- TASK REQUIREMENTS -
Locate each line below that includes "text" and reproduce it.

[Data records]
>> BEGIN

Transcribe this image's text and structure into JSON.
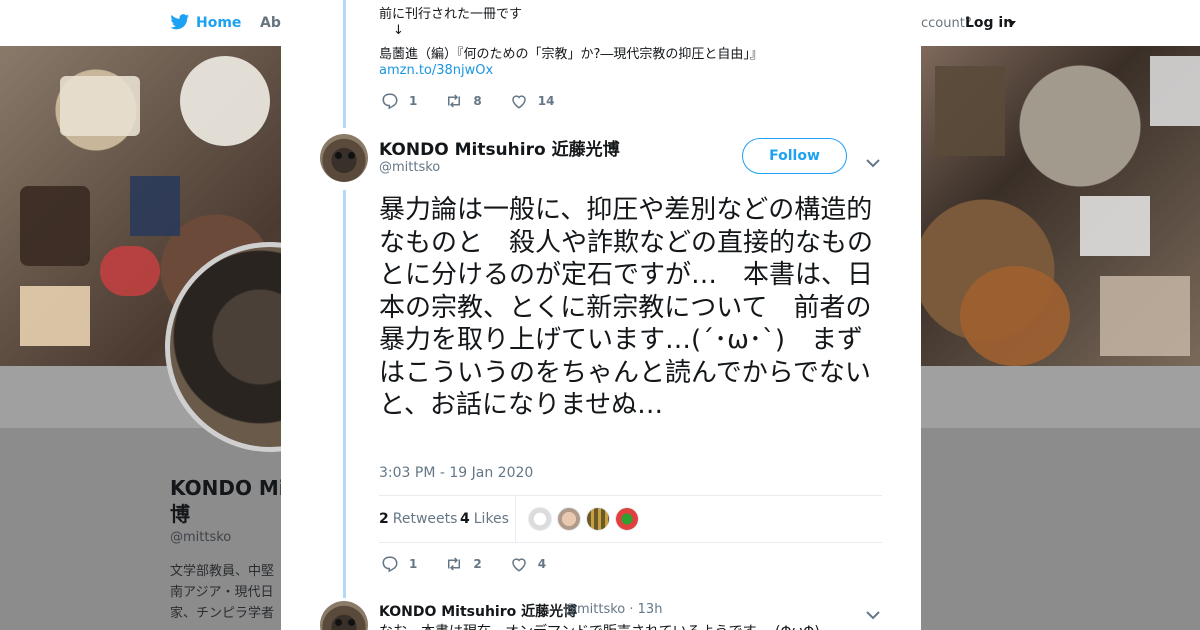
{
  "nav": {
    "home": "Home",
    "about": "Abo",
    "account_question": "ccount?",
    "login": "Log in"
  },
  "profile": {
    "name": "KONDO Mit 博",
    "handle": "@mittsko",
    "bio": "文学部教員、中堅 南アジア・現代日 家、チンピラ学者 "
  },
  "thread": {
    "prev_line1": "前に刊行された一冊です",
    "prev_arrow": "↓",
    "prev_line3": "島薗進（編）『何のための「宗教」か?―現代宗教の抑圧と自由」』",
    "prev_link": "amzn.to/38njwOx",
    "prev_actions": {
      "reply": "1",
      "retweet": "8",
      "like": "14"
    }
  },
  "tweet": {
    "author_name": "KONDO Mitsuhiro 近藤光博",
    "author_handle": "@mittsko",
    "follow_label": "Follow",
    "text": "暴力論は一般に、抑圧や差別などの構造的なものと　殺人や詐欺などの直接的なものとに分けるのが定石ですが…　本書は、日本の宗教、とくに新宗教について　前者の暴力を取り上げています…(´･ω･`)　まずはこういうのをちゃんと読んでからでないと、お話になりませぬ…",
    "time": "3:03 PM - 19 Jan 2020",
    "retweets_count": "2",
    "retweets_label": "Retweets",
    "likes_count": "4",
    "likes_label": "Likes",
    "actions": {
      "reply": "1",
      "retweet": "2",
      "like": "4"
    }
  },
  "reply": {
    "author_name": "KONDO Mitsuhiro 近藤光博",
    "meta": "@mittsko · 13h",
    "text": "なお、本書は現在、オンデマンドで販売されているようです… (ΦωΦ)"
  },
  "colors": {
    "accent": "#1da1f2",
    "thread_line": "#b3d9f7",
    "muted": "#657786"
  },
  "icons": [
    "twitter-bird-icon",
    "close-icon",
    "reply-icon",
    "retweet-icon",
    "like-icon",
    "chevron-down-icon"
  ]
}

>> END

- EXERCISE RESPONSE -
Transcribe this image's text and structure into JSON.
    "text": "暴力論は一般に、抑圧や差別などの構造的なものと　殺人や詐欺などの直接的なものとに分けるのが定石ですが…　本書は、日本の宗教、とくに新宗教について　前者の暴力を取り上げています…(´･ω･`)　まずはこういうのをちゃんと読んでからでないと、お話になりませぬ…",
    "text": "なお、本書は現在、オンデマンドで販売されているようです… (ΦωΦ)"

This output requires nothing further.